- _Exercise requirements_
Transcribe every entry below word for word, but skip the pictures.

(Records that describe figures)
○ ○ ○ ○ ○ ○ ○

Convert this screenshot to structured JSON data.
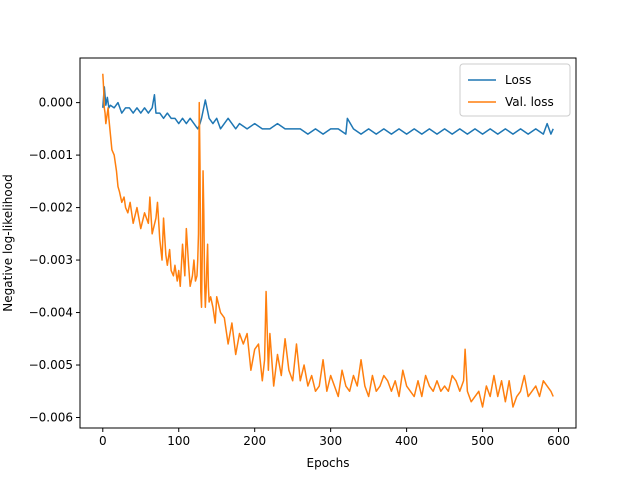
{
  "chart_data": {
    "type": "line",
    "title": "",
    "xlabel": "Epochs",
    "ylabel": "Negative log-likelihood",
    "xlim": [
      -30,
      623
    ],
    "ylim": [
      -0.0062,
      0.00085
    ],
    "xticks": [
      0,
      100,
      200,
      300,
      400,
      500,
      600
    ],
    "xtick_labels": [
      "0",
      "100",
      "200",
      "300",
      "400",
      "500",
      "600"
    ],
    "yticks": [
      0.0,
      -0.001,
      -0.002,
      -0.003,
      -0.004,
      -0.005,
      -0.006
    ],
    "ytick_labels": [
      "0.000",
      "−0.001",
      "−0.002",
      "−0.003",
      "−0.004",
      "−0.005",
      "−0.006"
    ],
    "grid": false,
    "legend_position": "upper right",
    "series": [
      {
        "name": "Loss",
        "color": "#1f77b4",
        "x": [
          0,
          2,
          4,
          6,
          8,
          10,
          15,
          20,
          25,
          30,
          35,
          40,
          45,
          50,
          55,
          60,
          65,
          68,
          70,
          75,
          80,
          85,
          90,
          95,
          100,
          105,
          110,
          115,
          120,
          125,
          128,
          130,
          135,
          140,
          145,
          150,
          155,
          160,
          165,
          170,
          175,
          180,
          190,
          200,
          210,
          220,
          230,
          240,
          250,
          260,
          270,
          280,
          290,
          300,
          310,
          320,
          322,
          330,
          340,
          350,
          360,
          370,
          380,
          390,
          400,
          410,
          420,
          430,
          440,
          450,
          460,
          470,
          480,
          490,
          500,
          510,
          520,
          530,
          540,
          550,
          560,
          570,
          580,
          585,
          590,
          593
        ],
        "y": [
          -0.0001,
          0.0003,
          -5e-05,
          0.0001,
          -0.0001,
          -5e-05,
          -0.0001,
          0.0,
          -0.0002,
          -0.0001,
          -0.0001,
          -0.0002,
          -0.0001,
          -0.0002,
          -0.0001,
          -0.0002,
          -0.0001,
          0.00015,
          -0.0002,
          -0.0002,
          -0.0003,
          -0.0002,
          -0.0003,
          -0.0003,
          -0.0004,
          -0.0003,
          -0.0004,
          -0.0003,
          -0.0004,
          -0.0005,
          -0.0004,
          -0.0003,
          5e-05,
          -0.0003,
          -0.0004,
          -0.0003,
          -0.0005,
          -0.0004,
          -0.0003,
          -0.0004,
          -0.0005,
          -0.0004,
          -0.0005,
          -0.0004,
          -0.0005,
          -0.0005,
          -0.0004,
          -0.0005,
          -0.0005,
          -0.0005,
          -0.0006,
          -0.0005,
          -0.0006,
          -0.0005,
          -0.0005,
          -0.0006,
          -0.0003,
          -0.0005,
          -0.0006,
          -0.0005,
          -0.0006,
          -0.0005,
          -0.0006,
          -0.0005,
          -0.0006,
          -0.0005,
          -0.0006,
          -0.0005,
          -0.0006,
          -0.0005,
          -0.0006,
          -0.0005,
          -0.0006,
          -0.0005,
          -0.0006,
          -0.0005,
          -0.0006,
          -0.0005,
          -0.0006,
          -0.0005,
          -0.0006,
          -0.0005,
          -0.0006,
          -0.0004,
          -0.0006,
          -0.0005
        ]
      },
      {
        "name": "Val. loss",
        "color": "#ff7f0e",
        "x": [
          0,
          1,
          2,
          3,
          4,
          5,
          6,
          7,
          8,
          10,
          12,
          15,
          18,
          20,
          22,
          25,
          28,
          30,
          33,
          36,
          40,
          45,
          50,
          55,
          60,
          62,
          65,
          70,
          72,
          75,
          78,
          80,
          83,
          85,
          88,
          90,
          93,
          95,
          98,
          100,
          102,
          105,
          108,
          110,
          113,
          115,
          118,
          120,
          122,
          124,
          125,
          126,
          127,
          128,
          129,
          130,
          131,
          132,
          133,
          134,
          135,
          136,
          137,
          138,
          139,
          140,
          142,
          145,
          148,
          150,
          155,
          160,
          165,
          170,
          175,
          180,
          185,
          190,
          195,
          200,
          205,
          210,
          213,
          215,
          218,
          220,
          225,
          230,
          235,
          240,
          245,
          250,
          255,
          260,
          265,
          270,
          275,
          280,
          285,
          290,
          295,
          300,
          305,
          310,
          315,
          320,
          325,
          330,
          335,
          340,
          345,
          350,
          355,
          360,
          365,
          370,
          375,
          380,
          385,
          390,
          395,
          400,
          405,
          410,
          415,
          420,
          425,
          430,
          435,
          440,
          445,
          450,
          455,
          460,
          465,
          470,
          475,
          477,
          480,
          485,
          490,
          495,
          500,
          505,
          510,
          515,
          520,
          525,
          530,
          535,
          540,
          545,
          550,
          555,
          560,
          565,
          570,
          575,
          580,
          585,
          590,
          593
        ],
        "y": [
          0.00055,
          0.0003,
          -0.0001,
          -0.0002,
          -0.0004,
          -0.0003,
          -0.0002,
          -0.0001,
          -0.0003,
          -0.0006,
          -0.0009,
          -0.001,
          -0.0013,
          -0.0016,
          -0.0017,
          -0.0019,
          -0.0018,
          -0.002,
          -0.0021,
          -0.0019,
          -0.0023,
          -0.002,
          -0.0024,
          -0.0021,
          -0.0023,
          -0.0018,
          -0.0025,
          -0.0022,
          -0.0019,
          -0.0026,
          -0.003,
          -0.0022,
          -0.0029,
          -0.0031,
          -0.0028,
          -0.0032,
          -0.0033,
          -0.0031,
          -0.0034,
          -0.0032,
          -0.0035,
          -0.0027,
          -0.0033,
          -0.0024,
          -0.0031,
          -0.0035,
          -0.0033,
          -0.003,
          -0.0034,
          -0.0033,
          -0.003,
          -0.0025,
          0.0,
          -0.0012,
          -0.0036,
          -0.0039,
          -0.0028,
          -0.0013,
          -0.0021,
          -0.0034,
          -0.0039,
          -0.0036,
          -0.0031,
          -0.0027,
          -0.0035,
          -0.0038,
          -0.0037,
          -0.0039,
          -0.0042,
          -0.0037,
          -0.004,
          -0.0041,
          -0.0046,
          -0.0042,
          -0.0048,
          -0.0044,
          -0.0046,
          -0.0044,
          -0.0051,
          -0.0047,
          -0.0046,
          -0.0053,
          -0.0049,
          -0.0036,
          -0.0051,
          -0.0044,
          -0.0054,
          -0.0048,
          -0.0052,
          -0.0045,
          -0.0051,
          -0.0053,
          -0.0046,
          -0.0053,
          -0.005,
          -0.0054,
          -0.0052,
          -0.0055,
          -0.0054,
          -0.0049,
          -0.0055,
          -0.0052,
          -0.0054,
          -0.0056,
          -0.0051,
          -0.0054,
          -0.0055,
          -0.0052,
          -0.0054,
          -0.0049,
          -0.0054,
          -0.0056,
          -0.0052,
          -0.0055,
          -0.0054,
          -0.0052,
          -0.0053,
          -0.0055,
          -0.0053,
          -0.0056,
          -0.0051,
          -0.0054,
          -0.0055,
          -0.0056,
          -0.0053,
          -0.0056,
          -0.0052,
          -0.0054,
          -0.0055,
          -0.0053,
          -0.0055,
          -0.0054,
          -0.0055,
          -0.0052,
          -0.0053,
          -0.0055,
          -0.0053,
          -0.0047,
          -0.0055,
          -0.0057,
          -0.0056,
          -0.0055,
          -0.0058,
          -0.0054,
          -0.0056,
          -0.0052,
          -0.0056,
          -0.0053,
          -0.0057,
          -0.0053,
          -0.0058,
          -0.0056,
          -0.0055,
          -0.0052,
          -0.0056,
          -0.0055,
          -0.0054,
          -0.0056,
          -0.0053,
          -0.0054,
          -0.0055,
          -0.0056
        ]
      }
    ]
  }
}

○ ○ ○ ○ ○ ○ ○

- _Answer for the task_
Convert this screenshot to structured JSON data.
{
  "chart_data": {
    "type": "line",
    "title": "",
    "xlabel": "Epochs",
    "ylabel": "Negative log-likelihood",
    "xlim": [
      -30,
      623
    ],
    "ylim": [
      -0.0062,
      0.00085
    ],
    "xticks": [
      0,
      100,
      200,
      300,
      400,
      500,
      600
    ],
    "xtick_labels": [
      "0",
      "100",
      "200",
      "300",
      "400",
      "500",
      "600"
    ],
    "yticks": [
      0.0,
      -0.001,
      -0.002,
      -0.003,
      -0.004,
      -0.005,
      -0.006
    ],
    "ytick_labels": [
      "0.000",
      "−0.001",
      "−0.002",
      "−0.003",
      "−0.004",
      "−0.005",
      "−0.006"
    ],
    "grid": false,
    "legend_position": "upper right",
    "series": [
      {
        "name": "Loss",
        "color": "#1f77b4",
        "x": [
          0,
          2,
          4,
          6,
          8,
          10,
          15,
          20,
          25,
          30,
          35,
          40,
          45,
          50,
          55,
          60,
          65,
          68,
          70,
          75,
          80,
          85,
          90,
          95,
          100,
          105,
          110,
          115,
          120,
          125,
          128,
          130,
          135,
          140,
          145,
          150,
          155,
          160,
          165,
          170,
          175,
          180,
          190,
          200,
          210,
          220,
          230,
          240,
          250,
          260,
          270,
          280,
          290,
          300,
          310,
          320,
          322,
          330,
          340,
          350,
          360,
          370,
          380,
          390,
          400,
          410,
          420,
          430,
          440,
          450,
          460,
          470,
          480,
          490,
          500,
          510,
          520,
          530,
          540,
          550,
          560,
          570,
          580,
          585,
          590,
          593
        ],
        "y": [
          -0.0001,
          0.0003,
          -5e-05,
          0.0001,
          -0.0001,
          -5e-05,
          -0.0001,
          0.0,
          -0.0002,
          -0.0001,
          -0.0001,
          -0.0002,
          -0.0001,
          -0.0002,
          -0.0001,
          -0.0002,
          -0.0001,
          0.00015,
          -0.0002,
          -0.0002,
          -0.0003,
          -0.0002,
          -0.0003,
          -0.0003,
          -0.0004,
          -0.0003,
          -0.0004,
          -0.0003,
          -0.0004,
          -0.0005,
          -0.0004,
          -0.0003,
          5e-05,
          -0.0003,
          -0.0004,
          -0.0003,
          -0.0005,
          -0.0004,
          -0.0003,
          -0.0004,
          -0.0005,
          -0.0004,
          -0.0005,
          -0.0004,
          -0.0005,
          -0.0005,
          -0.0004,
          -0.0005,
          -0.0005,
          -0.0005,
          -0.0006,
          -0.0005,
          -0.0006,
          -0.0005,
          -0.0005,
          -0.0006,
          -0.0003,
          -0.0005,
          -0.0006,
          -0.0005,
          -0.0006,
          -0.0005,
          -0.0006,
          -0.0005,
          -0.0006,
          -0.0005,
          -0.0006,
          -0.0005,
          -0.0006,
          -0.0005,
          -0.0006,
          -0.0005,
          -0.0006,
          -0.0005,
          -0.0006,
          -0.0005,
          -0.0006,
          -0.0005,
          -0.0006,
          -0.0005,
          -0.0006,
          -0.0005,
          -0.0006,
          -0.0004,
          -0.0006,
          -0.0005
        ]
      },
      {
        "name": "Val. loss",
        "color": "#ff7f0e",
        "x": [
          0,
          1,
          2,
          3,
          4,
          5,
          6,
          7,
          8,
          10,
          12,
          15,
          18,
          20,
          22,
          25,
          28,
          30,
          33,
          36,
          40,
          45,
          50,
          55,
          60,
          62,
          65,
          70,
          72,
          75,
          78,
          80,
          83,
          85,
          88,
          90,
          93,
          95,
          98,
          100,
          102,
          105,
          108,
          110,
          113,
          115,
          118,
          120,
          122,
          124,
          125,
          126,
          127,
          128,
          129,
          130,
          131,
          132,
          133,
          134,
          135,
          136,
          137,
          138,
          139,
          140,
          142,
          145,
          148,
          150,
          155,
          160,
          165,
          170,
          175,
          180,
          185,
          190,
          195,
          200,
          205,
          210,
          213,
          215,
          218,
          220,
          225,
          230,
          235,
          240,
          245,
          250,
          255,
          260,
          265,
          270,
          275,
          280,
          285,
          290,
          295,
          300,
          305,
          310,
          315,
          320,
          325,
          330,
          335,
          340,
          345,
          350,
          355,
          360,
          365,
          370,
          375,
          380,
          385,
          390,
          395,
          400,
          405,
          410,
          415,
          420,
          425,
          430,
          435,
          440,
          445,
          450,
          455,
          460,
          465,
          470,
          475,
          477,
          480,
          485,
          490,
          495,
          500,
          505,
          510,
          515,
          520,
          525,
          530,
          535,
          540,
          545,
          550,
          555,
          560,
          565,
          570,
          575,
          580,
          585,
          590,
          593
        ],
        "y": [
          0.00055,
          0.0003,
          -0.0001,
          -0.0002,
          -0.0004,
          -0.0003,
          -0.0002,
          -0.0001,
          -0.0003,
          -0.0006,
          -0.0009,
          -0.001,
          -0.0013,
          -0.0016,
          -0.0017,
          -0.0019,
          -0.0018,
          -0.002,
          -0.0021,
          -0.0019,
          -0.0023,
          -0.002,
          -0.0024,
          -0.0021,
          -0.0023,
          -0.0018,
          -0.0025,
          -0.0022,
          -0.0019,
          -0.0026,
          -0.003,
          -0.0022,
          -0.0029,
          -0.0031,
          -0.0028,
          -0.0032,
          -0.0033,
          -0.0031,
          -0.0034,
          -0.0032,
          -0.0035,
          -0.0027,
          -0.0033,
          -0.0024,
          -0.0031,
          -0.0035,
          -0.0033,
          -0.003,
          -0.0034,
          -0.0033,
          -0.003,
          -0.0025,
          0.0,
          -0.0012,
          -0.0036,
          -0.0039,
          -0.0028,
          -0.0013,
          -0.0021,
          -0.0034,
          -0.0039,
          -0.0036,
          -0.0031,
          -0.0027,
          -0.0035,
          -0.0038,
          -0.0037,
          -0.0039,
          -0.0042,
          -0.0037,
          -0.004,
          -0.0041,
          -0.0046,
          -0.0042,
          -0.0048,
          -0.0044,
          -0.0046,
          -0.0044,
          -0.0051,
          -0.0047,
          -0.0046,
          -0.0053,
          -0.0049,
          -0.0036,
          -0.0051,
          -0.0044,
          -0.0054,
          -0.0048,
          -0.0052,
          -0.0045,
          -0.0051,
          -0.0053,
          -0.0046,
          -0.0053,
          -0.005,
          -0.0054,
          -0.0052,
          -0.0055,
          -0.0054,
          -0.0049,
          -0.0055,
          -0.0052,
          -0.0054,
          -0.0056,
          -0.0051,
          -0.0054,
          -0.0055,
          -0.0052,
          -0.0054,
          -0.0049,
          -0.0054,
          -0.0056,
          -0.0052,
          -0.0055,
          -0.0054,
          -0.0052,
          -0.0053,
          -0.0055,
          -0.0053,
          -0.0056,
          -0.0051,
          -0.0054,
          -0.0055,
          -0.0056,
          -0.0053,
          -0.0056,
          -0.0052,
          -0.0054,
          -0.0055,
          -0.0053,
          -0.0055,
          -0.0054,
          -0.0055,
          -0.0052,
          -0.0053,
          -0.0055,
          -0.0053,
          -0.0047,
          -0.0055,
          -0.0057,
          -0.0056,
          -0.0055,
          -0.0058,
          -0.0054,
          -0.0056,
          -0.0052,
          -0.0056,
          -0.0053,
          -0.0057,
          -0.0053,
          -0.0058,
          -0.0056,
          -0.0055,
          -0.0052,
          -0.0056,
          -0.0055,
          -0.0054,
          -0.0056,
          -0.0053,
          -0.0054,
          -0.0055,
          -0.0056
        ]
      }
    ]
  }
}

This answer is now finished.